RECORDS:
○ ○ ○ ○ ○ ○ ○

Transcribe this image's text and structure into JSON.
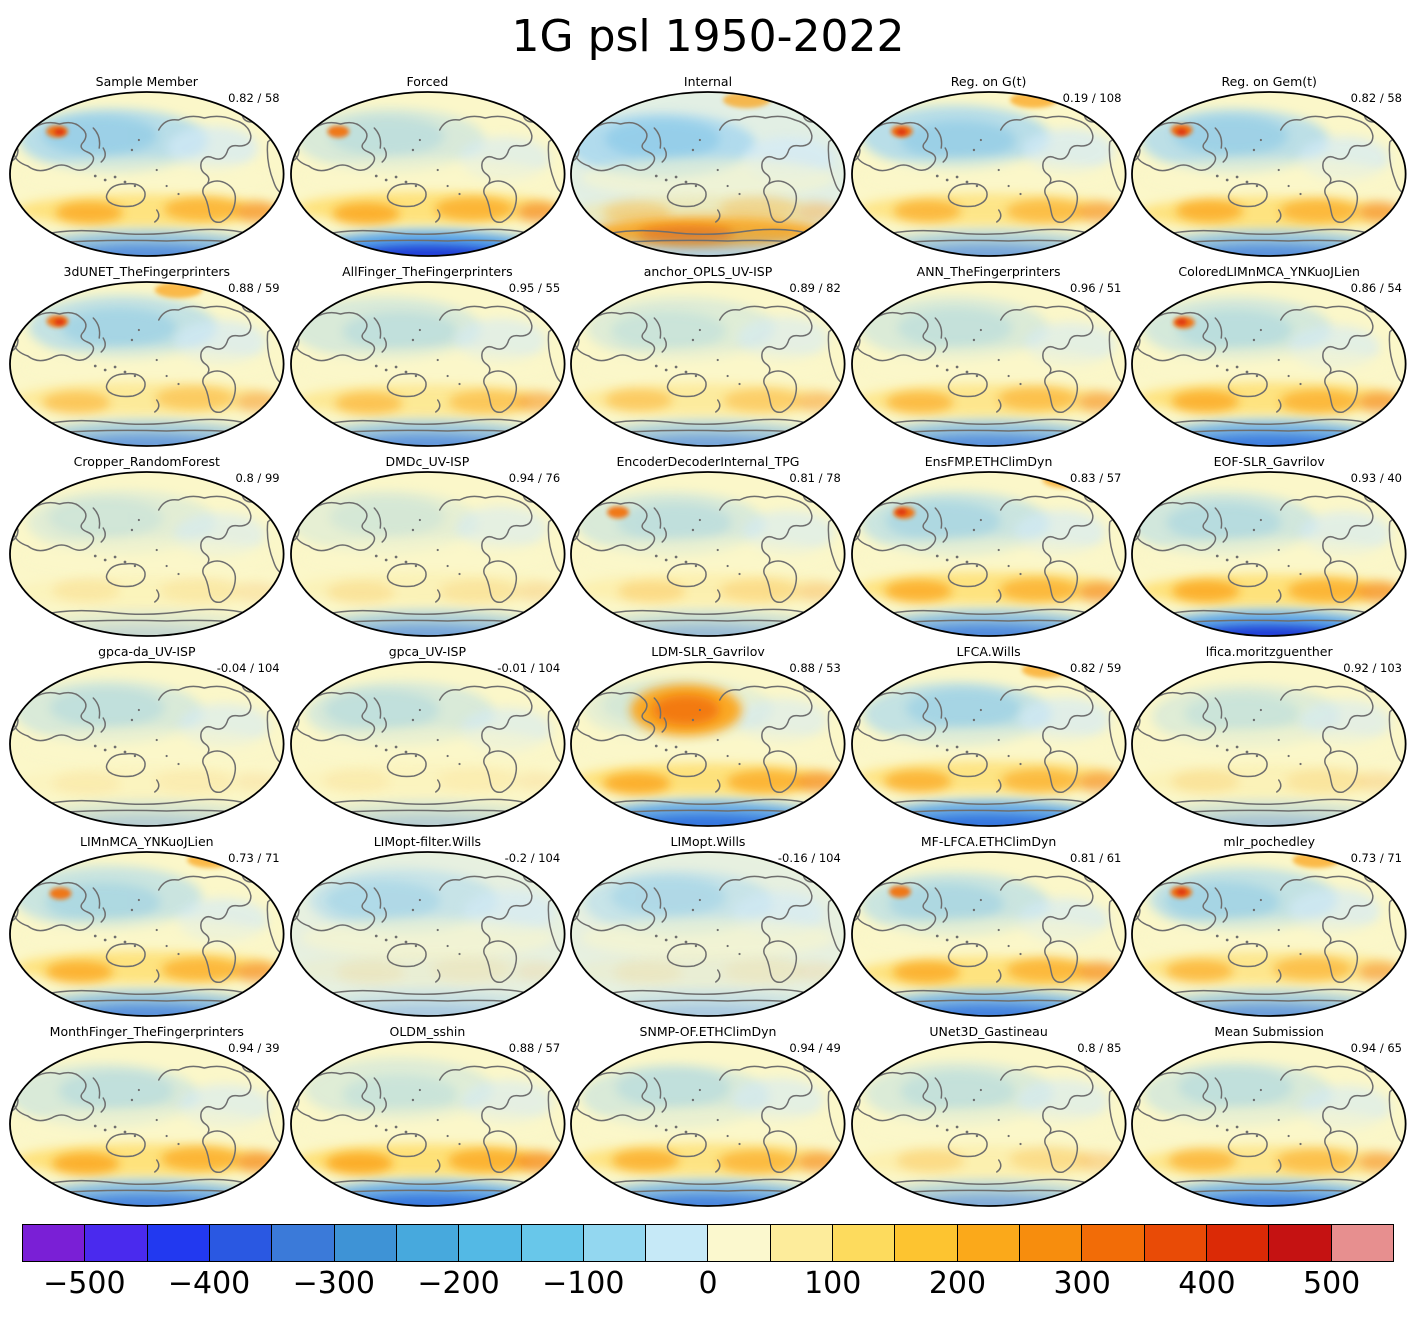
{
  "title": "1G psl 1950-2022",
  "panels": [
    {
      "title": "Sample Member",
      "score_text": "0.82 / 58"
    },
    {
      "title": "Forced",
      "score_text": ""
    },
    {
      "title": "Internal",
      "score_text": ""
    },
    {
      "title": "Reg. on G(t)",
      "score_text": "0.19 / 108"
    },
    {
      "title": "Reg. on Gem(t)",
      "score_text": "0.82 / 58"
    },
    {
      "title": "3dUNET_TheFingerprinters",
      "score_text": "0.88 / 59"
    },
    {
      "title": "AllFinger_TheFingerprinters",
      "score_text": "0.95 / 55"
    },
    {
      "title": "anchor_OPLS_UV-ISP",
      "score_text": "0.89 / 82"
    },
    {
      "title": "ANN_TheFingerprinters",
      "score_text": "0.96 / 51"
    },
    {
      "title": "ColoredLIMnMCA_YNKuoJLien",
      "score_text": "0.86 / 54"
    },
    {
      "title": "Cropper_RandomForest",
      "score_text": "0.8 / 99"
    },
    {
      "title": "DMDc_UV-ISP",
      "score_text": "0.94 / 76"
    },
    {
      "title": "EncoderDecoderInternal_TPG",
      "score_text": "0.81 / 78"
    },
    {
      "title": "EnsFMP.ETHClimDyn",
      "score_text": "0.83 / 57"
    },
    {
      "title": "EOF-SLR_Gavrilov",
      "score_text": "0.93 / 40"
    },
    {
      "title": "gpca-da_UV-ISP",
      "score_text": "-0.04 / 104"
    },
    {
      "title": "gpca_UV-ISP",
      "score_text": "-0.01 / 104"
    },
    {
      "title": "LDM-SLR_Gavrilov",
      "score_text": "0.88 / 53"
    },
    {
      "title": "LFCA.Wills",
      "score_text": "0.82 / 59"
    },
    {
      "title": "lfica.moritzguenther",
      "score_text": "0.92 / 103"
    },
    {
      "title": "LIMnMCA_YNKuoJLien",
      "score_text": "0.73 / 71"
    },
    {
      "title": "LIMopt-filter.Wills",
      "score_text": "-0.2 / 104"
    },
    {
      "title": "LIMopt.Wills",
      "score_text": "-0.16 / 104"
    },
    {
      "title": "MF-LFCA.ETHClimDyn",
      "score_text": "0.81 / 61"
    },
    {
      "title": "mlr_pochedley",
      "score_text": "0.73 / 71"
    },
    {
      "title": "MonthFinger_TheFingerprinters",
      "score_text": "0.94 / 39"
    },
    {
      "title": "OLDM_sshin",
      "score_text": "0.88 / 57"
    },
    {
      "title": "SNMP-OF.ETHClimDyn",
      "score_text": "0.94 / 49"
    },
    {
      "title": "UNet3D_Gastineau",
      "score_text": "0.8 / 85"
    },
    {
      "title": "Mean Submission",
      "score_text": "0.94 / 65"
    }
  ],
  "colorbar": {
    "vmin": -550,
    "vmax": 550,
    "ticks": [
      "−500",
      "−400",
      "−300",
      "−200",
      "−100",
      "0",
      "100",
      "200",
      "300",
      "400",
      "500"
    ],
    "colors": [
      "#7A1FD6",
      "#4A2AEE",
      "#2239F0",
      "#2A58E2",
      "#3B7AD9",
      "#3E93D6",
      "#47A9DD",
      "#53B9E5",
      "#68C7EA",
      "#93D7F0",
      "#C6E9F7",
      "#FBF8CE",
      "#FDEC9B",
      "#FDDB5D",
      "#FDC430",
      "#FBA91A",
      "#F78D0D",
      "#F26C07",
      "#E94B06",
      "#DB2A06",
      "#C51212",
      "#E78F8F"
    ]
  },
  "palette": {
    "base": "#FBF7C9",
    "yellow1": "#FEDE6E",
    "orange1": "#FBA51C",
    "orange2": "#F2720A",
    "red": "#DC2A0E",
    "blue1": "#D3EAF7",
    "blue2": "#A9D8EF",
    "blue3": "#7CC2E6",
    "blue4": "#5FA8E8",
    "blue5": "#2E6FDE",
    "blue6": "#2438D6",
    "coast": "#6E6E6E",
    "outline": "#000000"
  },
  "chart_data": {
    "type": "heatmap",
    "title": "1G psl 1950-2022",
    "layout": {
      "rows": 6,
      "cols": 5,
      "legend_position": "bottom"
    },
    "panel_titles": [
      "Sample Member",
      "Forced",
      "Internal",
      "Reg. on G(t)",
      "Reg. on Gem(t)",
      "3dUNET_TheFingerprinters",
      "AllFinger_TheFingerprinters",
      "anchor_OPLS_UV-ISP",
      "ANN_TheFingerprinters",
      "ColoredLIMnMCA_YNKuoJLien",
      "Cropper_RandomForest",
      "DMDc_UV-ISP",
      "EncoderDecoderInternal_TPG",
      "EnsFMP.ETHClimDyn",
      "EOF-SLR_Gavrilov",
      "gpca-da_UV-ISP",
      "gpca_UV-ISP",
      "LDM-SLR_Gavrilov",
      "LFCA.Wills",
      "lfica.moritzguenther",
      "LIMnMCA_YNKuoJLien",
      "LIMopt-filter.Wills",
      "LIMopt.Wills",
      "MF-LFCA.ETHClimDyn",
      "mlr_pochedley",
      "MonthFinger_TheFingerprinters",
      "OLDM_sshin",
      "SNMP-OF.ETHClimDyn",
      "UNet3D_Gastineau",
      "Mean Submission"
    ],
    "panel_annotations": [
      "0.82 / 58",
      "",
      "",
      "0.19 / 108",
      "0.82 / 58",
      "0.88 / 59",
      "0.95 / 55",
      "0.89 / 82",
      "0.96 / 51",
      "0.86 / 54",
      "0.8 / 99",
      "0.94 / 76",
      "0.81 / 78",
      "0.83 / 57",
      "0.93 / 40",
      "-0.04 / 104",
      "-0.01 / 104",
      "0.88 / 53",
      "0.82 / 59",
      "0.92 / 103",
      "0.73 / 71",
      "-0.2 / 104",
      "-0.16 / 104",
      "0.81 / 61",
      "0.73 / 71",
      "0.94 / 39",
      "0.88 / 57",
      "0.94 / 49",
      "0.8 / 85",
      "0.94 / 65"
    ],
    "colorbar_ticks": [
      -500,
      -400,
      -300,
      -200,
      -100,
      0,
      100,
      200,
      300,
      400,
      500
    ],
    "colorbar_range": [
      -550,
      550
    ]
  }
}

○ ○ ○ ○ ○ ○ ○

Every line of the data above should be quoted exactly. Omit the pictures.

Transcribe this image's text and structure into JSON.
{
  "title": "1G psl 1950-2022",
  "panels": [
    {
      "title": "Sample Member",
      "score_text": "0.82 / 58"
    },
    {
      "title": "Forced",
      "score_text": ""
    },
    {
      "title": "Internal",
      "score_text": ""
    },
    {
      "title": "Reg. on G(t)",
      "score_text": "0.19 / 108"
    },
    {
      "title": "Reg. on Gem(t)",
      "score_text": "0.82 / 58"
    },
    {
      "title": "3dUNET_TheFingerprinters",
      "score_text": "0.88 / 59"
    },
    {
      "title": "AllFinger_TheFingerprinters",
      "score_text": "0.95 / 55"
    },
    {
      "title": "anchor_OPLS_UV-ISP",
      "score_text": "0.89 / 82"
    },
    {
      "title": "ANN_TheFingerprinters",
      "score_text": "0.96 / 51"
    },
    {
      "title": "ColoredLIMnMCA_YNKuoJLien",
      "score_text": "0.86 / 54"
    },
    {
      "title": "Cropper_RandomForest",
      "score_text": "0.8 / 99"
    },
    {
      "title": "DMDc_UV-ISP",
      "score_text": "0.94 / 76"
    },
    {
      "title": "EncoderDecoderInternal_TPG",
      "score_text": "0.81 / 78"
    },
    {
      "title": "EnsFMP.ETHClimDyn",
      "score_text": "0.83 / 57"
    },
    {
      "title": "EOF-SLR_Gavrilov",
      "score_text": "0.93 / 40"
    },
    {
      "title": "gpca-da_UV-ISP",
      "score_text": "-0.04 / 104"
    },
    {
      "title": "gpca_UV-ISP",
      "score_text": "-0.01 / 104"
    },
    {
      "title": "LDM-SLR_Gavrilov",
      "score_text": "0.88 / 53"
    },
    {
      "title": "LFCA.Wills",
      "score_text": "0.82 / 59"
    },
    {
      "title": "lfica.moritzguenther",
      "score_text": "0.92 / 103"
    },
    {
      "title": "LIMnMCA_YNKuoJLien",
      "score_text": "0.73 / 71"
    },
    {
      "title": "LIMopt-filter.Wills",
      "score_text": "-0.2 / 104"
    },
    {
      "title": "LIMopt.Wills",
      "score_text": "-0.16 / 104"
    },
    {
      "title": "MF-LFCA.ETHClimDyn",
      "score_text": "0.81 / 61"
    },
    {
      "title": "mlr_pochedley",
      "score_text": "0.73 / 71"
    },
    {
      "title": "MonthFinger_TheFingerprinters",
      "score_text": "0.94 / 39"
    },
    {
      "title": "OLDM_sshin",
      "score_text": "0.88 / 57"
    },
    {
      "title": "SNMP-OF.ETHClimDyn",
      "score_text": "0.94 / 49"
    },
    {
      "title": "UNet3D_Gastineau",
      "score_text": "0.8 / 85"
    },
    {
      "title": "Mean Submission",
      "score_text": "0.94 / 65"
    }
  ],
  "colorbar": {
    "vmin": -550,
    "vmax": 550,
    "ticks": [
      "−500",
      "−400",
      "−300",
      "−200",
      "−100",
      "0",
      "100",
      "200",
      "300",
      "400",
      "500"
    ],
    "colors": [
      "#7A1FD6",
      "#4A2AEE",
      "#2239F0",
      "#2A58E2",
      "#3B7AD9",
      "#3E93D6",
      "#47A9DD",
      "#53B9E5",
      "#68C7EA",
      "#93D7F0",
      "#C6E9F7",
      "#FBF8CE",
      "#FDEC9B",
      "#FDDB5D",
      "#FDC430",
      "#FBA91A",
      "#F78D0D",
      "#F26C07",
      "#E94B06",
      "#DB2A06",
      "#C51212",
      "#E78F8F"
    ]
  },
  "palette": {
    "base": "#FBF7C9",
    "yellow1": "#FEDE6E",
    "orange1": "#FBA51C",
    "orange2": "#F2720A",
    "red": "#DC2A0E",
    "blue1": "#D3EAF7",
    "blue2": "#A9D8EF",
    "blue3": "#7CC2E6",
    "blue4": "#5FA8E8",
    "blue5": "#2E6FDE",
    "blue6": "#2438D6",
    "coast": "#6E6E6E",
    "outline": "#000000"
  },
  "chart_data": {
    "type": "heatmap",
    "title": "1G psl 1950-2022",
    "layout": {
      "rows": 6,
      "cols": 5,
      "legend_position": "bottom"
    },
    "panel_titles": [
      "Sample Member",
      "Forced",
      "Internal",
      "Reg. on G(t)",
      "Reg. on Gem(t)",
      "3dUNET_TheFingerprinters",
      "AllFinger_TheFingerprinters",
      "anchor_OPLS_UV-ISP",
      "ANN_TheFingerprinters",
      "ColoredLIMnMCA_YNKuoJLien",
      "Cropper_RandomForest",
      "DMDc_UV-ISP",
      "EncoderDecoderInternal_TPG",
      "EnsFMP.ETHClimDyn",
      "EOF-SLR_Gavrilov",
      "gpca-da_UV-ISP",
      "gpca_UV-ISP",
      "LDM-SLR_Gavrilov",
      "LFCA.Wills",
      "lfica.moritzguenther",
      "LIMnMCA_YNKuoJLien",
      "LIMopt-filter.Wills",
      "LIMopt.Wills",
      "MF-LFCA.ETHClimDyn",
      "mlr_pochedley",
      "MonthFinger_TheFingerprinters",
      "OLDM_sshin",
      "SNMP-OF.ETHClimDyn",
      "UNet3D_Gastineau",
      "Mean Submission"
    ],
    "panel_annotations": [
      "0.82 / 58",
      "",
      "",
      "0.19 / 108",
      "0.82 / 58",
      "0.88 / 59",
      "0.95 / 55",
      "0.89 / 82",
      "0.96 / 51",
      "0.86 / 54",
      "0.8 / 99",
      "0.94 / 76",
      "0.81 / 78",
      "0.83 / 57",
      "0.93 / 40",
      "-0.04 / 104",
      "-0.01 / 104",
      "0.88 / 53",
      "0.82 / 59",
      "0.92 / 103",
      "0.73 / 71",
      "-0.2 / 104",
      "-0.16 / 104",
      "0.81 / 61",
      "0.73 / 71",
      "0.94 / 39",
      "0.88 / 57",
      "0.94 / 49",
      "0.8 / 85",
      "0.94 / 65"
    ],
    "colorbar_ticks": [
      -500,
      -400,
      -300,
      -200,
      -100,
      0,
      100,
      200,
      300,
      400,
      500
    ],
    "colorbar_range": [
      -550,
      550
    ]
  }
}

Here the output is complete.